* TASK INSTRUCTIONS *
List each line in which the string "with" appears.

# START OF GIVEN RECORDS

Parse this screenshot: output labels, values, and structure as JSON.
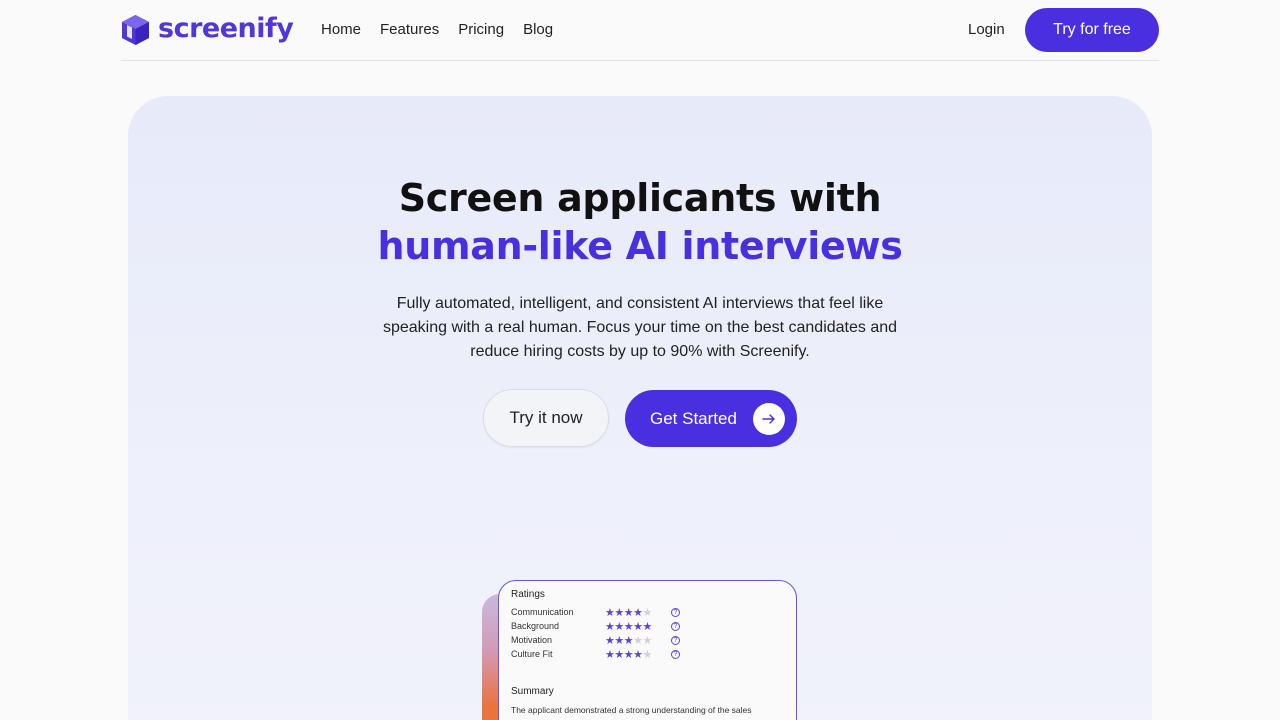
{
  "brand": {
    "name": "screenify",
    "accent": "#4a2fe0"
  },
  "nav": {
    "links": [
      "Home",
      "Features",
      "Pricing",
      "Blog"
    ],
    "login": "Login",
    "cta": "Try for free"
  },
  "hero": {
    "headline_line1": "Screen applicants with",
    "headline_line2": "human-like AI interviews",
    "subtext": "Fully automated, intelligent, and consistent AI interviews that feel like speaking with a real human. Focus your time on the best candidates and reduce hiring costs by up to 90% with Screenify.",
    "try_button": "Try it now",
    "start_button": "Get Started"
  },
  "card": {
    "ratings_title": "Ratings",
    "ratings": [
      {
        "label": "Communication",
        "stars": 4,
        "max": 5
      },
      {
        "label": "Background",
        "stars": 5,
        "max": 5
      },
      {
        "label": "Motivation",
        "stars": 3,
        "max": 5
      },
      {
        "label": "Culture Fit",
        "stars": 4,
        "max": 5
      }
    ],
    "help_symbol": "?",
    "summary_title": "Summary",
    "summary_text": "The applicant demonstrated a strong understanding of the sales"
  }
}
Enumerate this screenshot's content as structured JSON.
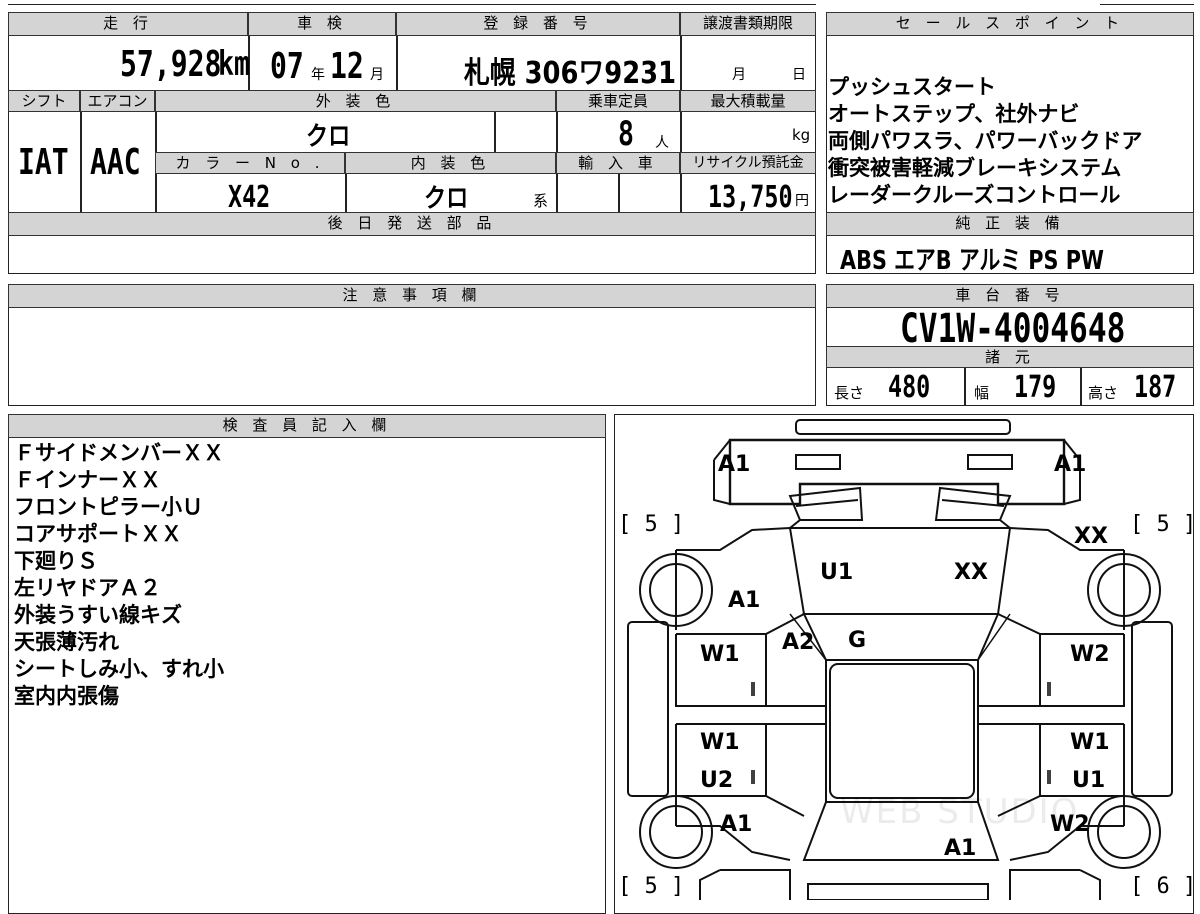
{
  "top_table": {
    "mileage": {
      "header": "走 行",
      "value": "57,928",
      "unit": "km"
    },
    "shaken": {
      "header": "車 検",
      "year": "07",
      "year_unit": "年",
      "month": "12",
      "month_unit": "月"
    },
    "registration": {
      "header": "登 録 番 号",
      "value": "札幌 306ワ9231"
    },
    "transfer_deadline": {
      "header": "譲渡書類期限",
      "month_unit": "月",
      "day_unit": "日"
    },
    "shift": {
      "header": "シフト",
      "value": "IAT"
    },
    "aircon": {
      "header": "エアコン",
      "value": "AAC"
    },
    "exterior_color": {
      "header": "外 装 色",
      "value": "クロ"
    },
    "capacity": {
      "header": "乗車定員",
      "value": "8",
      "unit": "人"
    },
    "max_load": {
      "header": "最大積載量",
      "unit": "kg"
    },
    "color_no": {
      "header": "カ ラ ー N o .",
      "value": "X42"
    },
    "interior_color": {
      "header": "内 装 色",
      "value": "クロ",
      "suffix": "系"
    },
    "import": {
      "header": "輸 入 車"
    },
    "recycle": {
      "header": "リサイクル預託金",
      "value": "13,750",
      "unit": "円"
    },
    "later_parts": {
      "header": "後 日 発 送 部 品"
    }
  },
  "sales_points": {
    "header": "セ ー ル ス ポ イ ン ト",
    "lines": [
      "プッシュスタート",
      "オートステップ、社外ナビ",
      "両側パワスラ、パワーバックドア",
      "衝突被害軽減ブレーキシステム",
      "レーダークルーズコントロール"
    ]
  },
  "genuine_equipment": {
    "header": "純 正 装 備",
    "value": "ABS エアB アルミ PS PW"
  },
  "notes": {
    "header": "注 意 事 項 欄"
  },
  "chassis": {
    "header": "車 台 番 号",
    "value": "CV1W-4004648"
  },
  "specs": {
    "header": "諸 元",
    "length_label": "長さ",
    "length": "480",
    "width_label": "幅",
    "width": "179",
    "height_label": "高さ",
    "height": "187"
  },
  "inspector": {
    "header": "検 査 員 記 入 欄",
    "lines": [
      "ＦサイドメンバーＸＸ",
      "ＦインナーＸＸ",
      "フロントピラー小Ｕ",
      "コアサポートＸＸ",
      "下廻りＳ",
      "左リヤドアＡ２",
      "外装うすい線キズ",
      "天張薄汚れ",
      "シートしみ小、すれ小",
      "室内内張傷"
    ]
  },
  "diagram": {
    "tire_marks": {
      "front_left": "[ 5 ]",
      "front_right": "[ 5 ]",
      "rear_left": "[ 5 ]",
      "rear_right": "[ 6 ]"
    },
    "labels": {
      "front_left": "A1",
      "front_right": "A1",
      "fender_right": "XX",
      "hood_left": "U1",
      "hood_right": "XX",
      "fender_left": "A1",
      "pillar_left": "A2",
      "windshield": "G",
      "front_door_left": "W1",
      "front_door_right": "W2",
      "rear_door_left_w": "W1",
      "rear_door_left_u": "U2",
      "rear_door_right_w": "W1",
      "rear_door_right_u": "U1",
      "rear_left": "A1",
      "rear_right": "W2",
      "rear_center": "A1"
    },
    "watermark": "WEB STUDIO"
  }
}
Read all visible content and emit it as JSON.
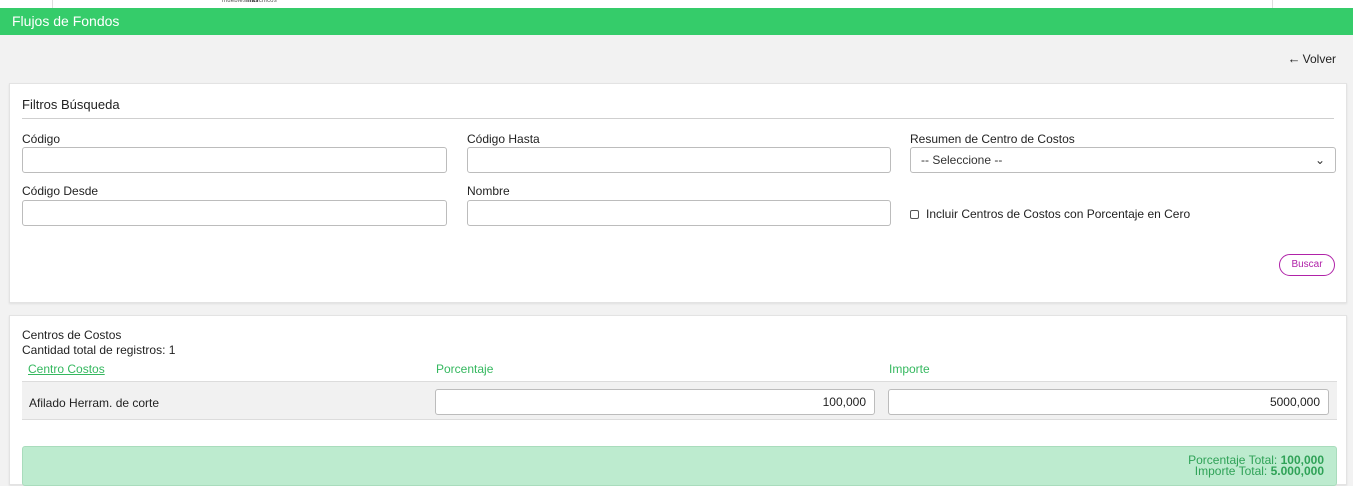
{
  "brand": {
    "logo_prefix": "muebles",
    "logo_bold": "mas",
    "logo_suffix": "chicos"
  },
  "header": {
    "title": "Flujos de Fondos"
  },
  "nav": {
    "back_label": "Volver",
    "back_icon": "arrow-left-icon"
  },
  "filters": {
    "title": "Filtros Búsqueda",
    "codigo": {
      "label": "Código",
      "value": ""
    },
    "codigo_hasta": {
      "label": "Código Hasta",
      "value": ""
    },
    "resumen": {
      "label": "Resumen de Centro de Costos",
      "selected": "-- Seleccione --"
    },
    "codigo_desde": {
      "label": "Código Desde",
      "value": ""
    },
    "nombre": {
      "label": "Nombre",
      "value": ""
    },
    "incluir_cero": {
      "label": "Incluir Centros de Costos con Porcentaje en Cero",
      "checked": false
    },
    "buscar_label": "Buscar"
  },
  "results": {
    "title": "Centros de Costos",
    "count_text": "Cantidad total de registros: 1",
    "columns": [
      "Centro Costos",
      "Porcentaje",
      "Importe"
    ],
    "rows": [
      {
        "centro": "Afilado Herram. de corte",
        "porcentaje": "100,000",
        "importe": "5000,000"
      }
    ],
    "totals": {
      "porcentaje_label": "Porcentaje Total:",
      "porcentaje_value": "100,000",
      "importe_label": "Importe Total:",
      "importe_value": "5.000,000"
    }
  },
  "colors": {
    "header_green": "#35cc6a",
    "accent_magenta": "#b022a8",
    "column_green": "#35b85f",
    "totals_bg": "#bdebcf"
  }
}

# END OF GIVEN RECORDS

* CORRECT OUTPUT *
    "headline_line1": "Screen applicants with",
    "subtext": "Fully automated, intelligent, and consistent AI interviews that feel like speaking with a real human. Focus your time on the best candidates and reduce hiring costs by up to 90% with Screenify.",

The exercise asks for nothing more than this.